Dataset entries
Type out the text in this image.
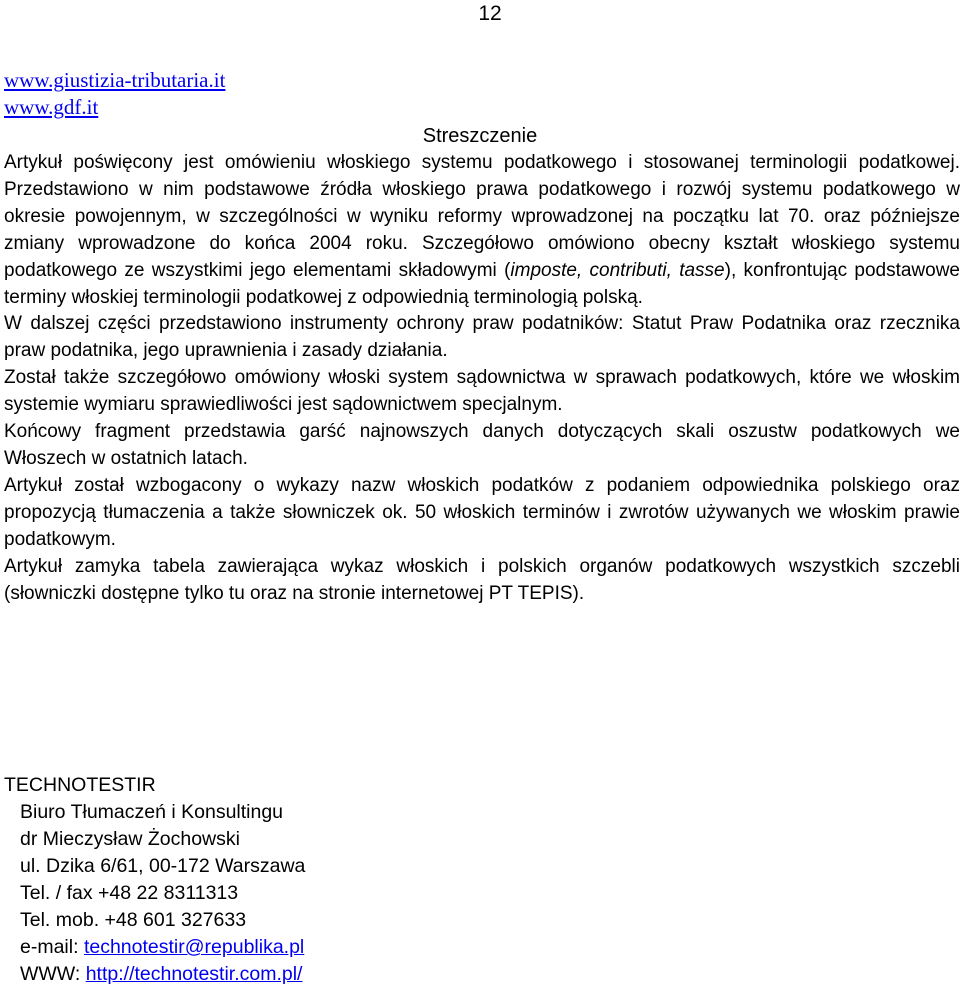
12
www.giustizia-tributaria.it
www.gdf.it
Streszczenie

Artykuł poświęcony jest omówieniu włoskiego systemu podatkowego i stosowanej terminologii podatkowej. Przedstawiono w nim podstawowe źródła włoskiego prawa podatkowego i rozwój systemu podatkowego w okresie powojennym, w szczególności w wyniku reformy wprowadzonej na początku lat 70. oraz późniejsze zmiany wprowadzone do końca 2004 roku. Szczegółowo omówiono obecny kształt włoskiego systemu podatkowego ze wszystkimi jego elementami składowymi (imposte, contributi, tasse), konfrontując podstawowe terminy włoskiej terminologii podatkowej z odpowiednią terminologią polską.

W dalszej części przedstawiono instrumenty ochrony praw podatników: Statut Praw Podatnika oraz rzecznika praw podatnika, jego uprawnienia i zasady działania.

Został także szczegółowo omówiony włoski system sądownictwa w sprawach podatkowych, które we włoskim systemie wymiaru sprawiedliwości jest sądownictwem specjalnym.

Końcowy fragment przedstawia garść najnowszych danych dotyczących skali oszustw podatkowych we Włoszech w ostatnich latach.

Artykuł został wzbogacony o wykazy nazw włoskich podatków z podaniem odpowiednika polskiego oraz propozycją tłumaczenia a także słowniczek ok. 50 włoskich terminów i zwrotów używanych we włoskim prawie podatkowym.

Artykuł zamyka tabela zawierająca wykaz włoskich i polskich organów podatkowych wszystkich szczebli (słowniczki dostępne tylko tu oraz na stronie internetowej PT TEPIS).

TECHNOTESTIR
Biuro Tłumaczeń i Konsultingu
dr Mieczysław Żochowski
ul. Dzika 6/61, 00-172 Warszawa
Tel. / fax +48 22 8311313
Tel. mob. +48 601 327633
e-mail: technotestir@republika.pl
WWW: http://technotestir.com.pl/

» **GOAL**:
Copy out all the data exactly; skip the pictures.

» **RESULT**:
Type out the text in this image.
12
www.giustizia-tributaria.it
www.gdf.it
Streszczenie

Artykuł poświęcony jest omówieniu włoskiego systemu podatkowego i stosowanej terminologii podatkowej. Przedstawiono w nim podstawowe źródła włoskiego prawa podatkowego i rozwój systemu podatkowego w okresie powojennym, w szczególności w wyniku reformy wprowadzonej na początku lat 70. oraz późniejsze zmiany wprowadzone do końca 2004 roku. Szczegółowo omówiono obecny kształt włoskiego systemu podatkowego ze wszystkimi jego elementami składowymi (imposte, contributi, tasse), konfrontując podstawowe terminy włoskiej terminologii podatkowej z odpowiednią terminologią polską.

W dalszej części przedstawiono instrumenty ochrony praw podatników: Statut Praw Podatnika oraz rzecznika praw podatnika, jego uprawnienia i zasady działania.

Został także szczegółowo omówiony włoski system sądownictwa w sprawach podatkowych, które we włoskim systemie wymiaru sprawiedliwości jest sądownictwem specjalnym.

Końcowy fragment przedstawia garść najnowszych danych dotyczących skali oszustw podatkowych we Włoszech w ostatnich latach.

Artykuł został wzbogacony o wykazy nazw włoskich podatków z podaniem odpowiednika polskiego oraz propozycją tłumaczenia a także słowniczek ok. 50 włoskich terminów i zwrotów używanych we włoskim prawie podatkowym.

Artykuł zamyka tabela zawierająca wykaz włoskich i polskich organów podatkowych wszystkich szczebli (słowniczki dostępne tylko tu oraz na stronie internetowej PT TEPIS).

TECHNOTESTIR
Biuro Tłumaczeń i Konsultingu
dr Mieczysław Żochowski
ul. Dzika 6/61, 00-172 Warszawa
Tel. / fax +48 22 8311313
Tel. mob. +48 601 327633
e-mail: technotestir@republika.pl
WWW: http://technotestir.com.pl/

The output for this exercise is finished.